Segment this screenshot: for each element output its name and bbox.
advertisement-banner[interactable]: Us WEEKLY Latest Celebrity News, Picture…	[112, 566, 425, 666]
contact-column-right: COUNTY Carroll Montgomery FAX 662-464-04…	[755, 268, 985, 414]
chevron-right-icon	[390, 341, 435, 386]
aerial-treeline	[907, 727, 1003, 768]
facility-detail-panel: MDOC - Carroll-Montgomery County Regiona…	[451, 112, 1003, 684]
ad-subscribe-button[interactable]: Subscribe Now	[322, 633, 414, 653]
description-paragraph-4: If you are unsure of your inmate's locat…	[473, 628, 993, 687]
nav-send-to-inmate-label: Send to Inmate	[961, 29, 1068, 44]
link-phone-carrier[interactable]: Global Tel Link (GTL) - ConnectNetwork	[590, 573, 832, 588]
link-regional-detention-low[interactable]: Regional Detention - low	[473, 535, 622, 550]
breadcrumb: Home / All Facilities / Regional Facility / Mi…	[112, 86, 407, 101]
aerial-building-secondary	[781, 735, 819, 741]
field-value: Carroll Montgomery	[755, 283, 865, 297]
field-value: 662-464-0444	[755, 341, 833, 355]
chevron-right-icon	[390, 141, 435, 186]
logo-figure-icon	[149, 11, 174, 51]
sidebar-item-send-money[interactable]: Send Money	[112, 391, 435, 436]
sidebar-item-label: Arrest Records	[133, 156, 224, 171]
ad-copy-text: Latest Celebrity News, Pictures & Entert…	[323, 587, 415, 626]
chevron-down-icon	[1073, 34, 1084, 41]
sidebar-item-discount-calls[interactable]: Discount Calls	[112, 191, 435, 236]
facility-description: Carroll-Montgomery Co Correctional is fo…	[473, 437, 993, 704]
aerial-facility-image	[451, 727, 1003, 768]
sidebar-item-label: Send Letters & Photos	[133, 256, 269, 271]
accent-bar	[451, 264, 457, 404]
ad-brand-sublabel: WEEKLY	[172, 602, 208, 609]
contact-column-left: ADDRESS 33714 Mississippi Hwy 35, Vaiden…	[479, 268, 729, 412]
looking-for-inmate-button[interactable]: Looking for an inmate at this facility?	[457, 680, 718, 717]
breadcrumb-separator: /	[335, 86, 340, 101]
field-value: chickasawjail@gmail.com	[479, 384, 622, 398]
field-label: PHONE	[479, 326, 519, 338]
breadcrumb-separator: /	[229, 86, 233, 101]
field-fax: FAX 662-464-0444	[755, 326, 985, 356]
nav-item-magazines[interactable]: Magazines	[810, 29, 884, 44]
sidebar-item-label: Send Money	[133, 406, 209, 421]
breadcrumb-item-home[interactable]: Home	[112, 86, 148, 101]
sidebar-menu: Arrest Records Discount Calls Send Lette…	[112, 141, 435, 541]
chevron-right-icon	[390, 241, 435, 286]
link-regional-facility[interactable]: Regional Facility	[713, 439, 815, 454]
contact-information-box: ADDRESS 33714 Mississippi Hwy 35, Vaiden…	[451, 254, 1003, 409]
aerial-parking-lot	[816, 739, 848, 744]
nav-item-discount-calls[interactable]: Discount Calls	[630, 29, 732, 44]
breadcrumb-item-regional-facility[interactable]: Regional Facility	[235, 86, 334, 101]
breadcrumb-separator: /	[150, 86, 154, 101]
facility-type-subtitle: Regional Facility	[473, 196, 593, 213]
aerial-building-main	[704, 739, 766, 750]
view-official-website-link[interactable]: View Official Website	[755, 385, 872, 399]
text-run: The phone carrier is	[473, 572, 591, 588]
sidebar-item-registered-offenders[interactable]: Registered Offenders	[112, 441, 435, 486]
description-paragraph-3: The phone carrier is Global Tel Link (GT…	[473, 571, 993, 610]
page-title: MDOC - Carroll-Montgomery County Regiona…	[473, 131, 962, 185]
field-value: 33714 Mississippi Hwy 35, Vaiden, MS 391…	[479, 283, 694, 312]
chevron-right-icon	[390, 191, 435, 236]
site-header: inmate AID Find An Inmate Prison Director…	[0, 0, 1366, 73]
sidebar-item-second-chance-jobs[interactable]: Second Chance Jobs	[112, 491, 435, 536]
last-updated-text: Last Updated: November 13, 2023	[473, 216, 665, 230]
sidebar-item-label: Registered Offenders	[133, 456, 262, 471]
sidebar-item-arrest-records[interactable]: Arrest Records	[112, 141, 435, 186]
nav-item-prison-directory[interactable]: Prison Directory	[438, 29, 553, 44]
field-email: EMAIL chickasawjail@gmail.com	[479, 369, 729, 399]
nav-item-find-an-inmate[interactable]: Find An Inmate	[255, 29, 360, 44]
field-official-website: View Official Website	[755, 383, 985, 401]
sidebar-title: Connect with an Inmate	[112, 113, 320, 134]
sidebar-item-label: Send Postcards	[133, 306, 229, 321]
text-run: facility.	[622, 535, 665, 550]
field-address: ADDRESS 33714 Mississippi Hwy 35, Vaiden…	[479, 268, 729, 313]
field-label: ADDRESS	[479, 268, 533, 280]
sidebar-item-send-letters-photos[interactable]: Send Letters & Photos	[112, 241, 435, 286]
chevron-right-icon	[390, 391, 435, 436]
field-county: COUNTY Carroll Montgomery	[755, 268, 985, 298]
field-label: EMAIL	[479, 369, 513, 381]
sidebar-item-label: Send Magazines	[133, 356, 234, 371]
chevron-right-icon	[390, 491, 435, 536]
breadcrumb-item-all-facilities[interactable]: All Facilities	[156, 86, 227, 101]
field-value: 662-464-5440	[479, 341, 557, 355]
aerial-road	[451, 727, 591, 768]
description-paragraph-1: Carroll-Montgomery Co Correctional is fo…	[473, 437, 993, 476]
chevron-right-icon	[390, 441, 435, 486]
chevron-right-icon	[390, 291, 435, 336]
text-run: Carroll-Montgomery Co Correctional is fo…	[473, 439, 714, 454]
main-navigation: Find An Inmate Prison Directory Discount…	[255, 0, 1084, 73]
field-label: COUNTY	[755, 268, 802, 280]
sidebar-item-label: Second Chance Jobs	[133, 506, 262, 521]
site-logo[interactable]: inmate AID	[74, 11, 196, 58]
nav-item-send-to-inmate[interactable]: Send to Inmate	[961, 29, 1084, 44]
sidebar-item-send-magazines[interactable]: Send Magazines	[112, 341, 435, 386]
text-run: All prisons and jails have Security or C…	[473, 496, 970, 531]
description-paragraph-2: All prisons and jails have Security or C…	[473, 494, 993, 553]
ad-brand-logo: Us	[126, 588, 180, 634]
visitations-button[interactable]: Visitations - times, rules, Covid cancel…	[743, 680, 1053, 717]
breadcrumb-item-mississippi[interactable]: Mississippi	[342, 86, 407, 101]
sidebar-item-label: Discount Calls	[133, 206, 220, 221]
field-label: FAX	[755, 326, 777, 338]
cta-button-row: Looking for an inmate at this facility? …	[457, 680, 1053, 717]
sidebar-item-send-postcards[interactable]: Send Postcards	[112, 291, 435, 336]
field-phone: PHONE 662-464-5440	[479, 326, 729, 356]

INSTRUCTIONS TO FOLLOW: Please print every one of the records above again, line for line, with no changes.

REPLY:
Segment this screenshot: for each element output its name and bbox.
advertisement-banner[interactable]: Us WEEKLY Latest Celebrity News, Picture…	[112, 566, 425, 666]
contact-column-right: COUNTY Carroll Montgomery FAX 662-464-04…	[755, 268, 985, 414]
chevron-right-icon	[390, 341, 435, 386]
aerial-treeline	[907, 727, 1003, 768]
facility-detail-panel: MDOC - Carroll-Montgomery County Regiona…	[451, 112, 1003, 684]
ad-subscribe-button[interactable]: Subscribe Now	[322, 633, 414, 653]
description-paragraph-4: If you are unsure of your inmate's locat…	[473, 628, 993, 687]
nav-send-to-inmate-label: Send to Inmate	[961, 29, 1068, 44]
link-phone-carrier[interactable]: Global Tel Link (GTL) - ConnectNetwork	[590, 573, 832, 588]
link-regional-detention-low[interactable]: Regional Detention - low	[473, 535, 622, 550]
breadcrumb: Home / All Facilities / Regional Facility / Mi…	[112, 86, 407, 101]
aerial-building-secondary	[781, 735, 819, 741]
field-value: Carroll Montgomery	[755, 283, 865, 297]
field-value: 662-464-0444	[755, 341, 833, 355]
chevron-right-icon	[390, 141, 435, 186]
logo-figure-icon	[149, 11, 174, 51]
sidebar-item-send-money[interactable]: Send Money	[112, 391, 435, 436]
sidebar-item-label: Arrest Records	[133, 156, 224, 171]
ad-copy-text: Latest Celebrity News, Pictures & Entert…	[323, 587, 415, 626]
chevron-down-icon	[1073, 34, 1084, 41]
sidebar-item-discount-calls[interactable]: Discount Calls	[112, 191, 435, 236]
facility-description: Carroll-Montgomery Co Correctional is fo…	[473, 437, 993, 704]
aerial-facility-image	[451, 727, 1003, 768]
sidebar-item-label: Send Letters & Photos	[133, 256, 269, 271]
accent-bar	[451, 264, 457, 404]
ad-brand-sublabel: WEEKLY	[172, 602, 208, 609]
contact-column-left: ADDRESS 33714 Mississippi Hwy 35, Vaiden…	[479, 268, 729, 412]
looking-for-inmate-button[interactable]: Looking for an inmate at this facility?	[457, 680, 718, 717]
breadcrumb-separator: /	[335, 86, 340, 101]
field-value: chickasawjail@gmail.com	[479, 384, 622, 398]
field-label: PHONE	[479, 326, 519, 338]
breadcrumb-separator: /	[229, 86, 233, 101]
field-fax: FAX 662-464-0444	[755, 326, 985, 356]
nav-item-magazines[interactable]: Magazines	[810, 29, 884, 44]
sidebar-item-label: Send Money	[133, 406, 209, 421]
breadcrumb-item-home[interactable]: Home	[112, 86, 148, 101]
sidebar-menu: Arrest Records Discount Calls Send Lette…	[112, 141, 435, 541]
chevron-right-icon	[390, 241, 435, 286]
link-regional-facility[interactable]: Regional Facility	[713, 439, 815, 454]
contact-information-box: ADDRESS 33714 Mississippi Hwy 35, Vaiden…	[451, 254, 1003, 409]
aerial-parking-lot	[816, 739, 848, 744]
nav-item-discount-calls[interactable]: Discount Calls	[630, 29, 732, 44]
breadcrumb-item-regional-facility[interactable]: Regional Facility	[235, 86, 334, 101]
breadcrumb-separator: /	[150, 86, 154, 101]
facility-type-subtitle: Regional Facility	[473, 196, 593, 213]
aerial-building-main	[704, 739, 766, 750]
view-official-website-link[interactable]: View Official Website	[755, 385, 872, 399]
text-run: The phone carrier is	[473, 572, 591, 588]
sidebar-item-registered-offenders[interactable]: Registered Offenders	[112, 441, 435, 486]
description-paragraph-3: The phone carrier is Global Tel Link (GT…	[473, 571, 993, 610]
page-title: MDOC - Carroll-Montgomery County Regiona…	[473, 131, 962, 185]
field-value: 33714 Mississippi Hwy 35, Vaiden, MS 391…	[479, 283, 694, 312]
chevron-right-icon	[390, 191, 435, 236]
site-header: inmate AID Find An Inmate Prison Director…	[0, 0, 1366, 73]
sidebar-item-second-chance-jobs[interactable]: Second Chance Jobs	[112, 491, 435, 536]
last-updated-text: Last Updated: November 13, 2023	[473, 216, 665, 230]
sidebar-item-label: Registered Offenders	[133, 456, 262, 471]
sidebar-item-arrest-records[interactable]: Arrest Records	[112, 141, 435, 186]
nav-item-prison-directory[interactable]: Prison Directory	[438, 29, 553, 44]
field-email: EMAIL chickasawjail@gmail.com	[479, 369, 729, 399]
nav-item-find-an-inmate[interactable]: Find An Inmate	[255, 29, 360, 44]
field-official-website: View Official Website	[755, 383, 985, 401]
sidebar-title: Connect with an Inmate	[112, 113, 320, 134]
sidebar-item-label: Send Postcards	[133, 306, 229, 321]
text-run: facility.	[622, 535, 665, 550]
field-address: ADDRESS 33714 Mississippi Hwy 35, Vaiden…	[479, 268, 729, 313]
field-label: ADDRESS	[479, 268, 533, 280]
sidebar-item-send-letters-photos[interactable]: Send Letters & Photos	[112, 241, 435, 286]
chevron-right-icon	[390, 391, 435, 436]
field-county: COUNTY Carroll Montgomery	[755, 268, 985, 298]
field-label: EMAIL	[479, 369, 513, 381]
sidebar-item-label: Send Magazines	[133, 356, 234, 371]
chevron-right-icon	[390, 491, 435, 536]
breadcrumb-item-all-facilities[interactable]: All Facilities	[156, 86, 227, 101]
field-value: 662-464-5440	[479, 341, 557, 355]
aerial-road	[451, 727, 591, 768]
description-paragraph-1: Carroll-Montgomery Co Correctional is fo…	[473, 437, 993, 476]
chevron-right-icon	[390, 441, 435, 486]
chevron-right-icon	[390, 291, 435, 336]
text-run: Carroll-Montgomery Co Correctional is fo…	[473, 439, 714, 454]
main-navigation: Find An Inmate Prison Directory Discount…	[255, 0, 1084, 73]
field-label: COUNTY	[755, 268, 802, 280]
sidebar-item-label: Second Chance Jobs	[133, 506, 262, 521]
site-logo[interactable]: inmate AID	[74, 11, 196, 58]
nav-item-send-to-inmate[interactable]: Send to Inmate	[961, 29, 1084, 44]
sidebar-item-send-magazines[interactable]: Send Magazines	[112, 341, 435, 386]
text-run: All prisons and jails have Security or C…	[473, 496, 970, 531]
description-paragraph-2: All prisons and jails have Security or C…	[473, 494, 993, 553]
ad-brand-logo: Us	[126, 588, 180, 634]
visitations-button[interactable]: Visitations - times, rules, Covid cancel…	[743, 680, 1053, 717]
breadcrumb-item-mississippi[interactable]: Mississippi	[342, 86, 407, 101]
sidebar-item-label: Discount Calls	[133, 206, 220, 221]
field-label: FAX	[755, 326, 777, 338]
cta-button-row: Looking for an inmate at this facility? …	[457, 680, 1053, 717]
sidebar-item-send-postcards[interactable]: Send Postcards	[112, 291, 435, 336]
field-phone: PHONE 662-464-5440	[479, 326, 729, 356]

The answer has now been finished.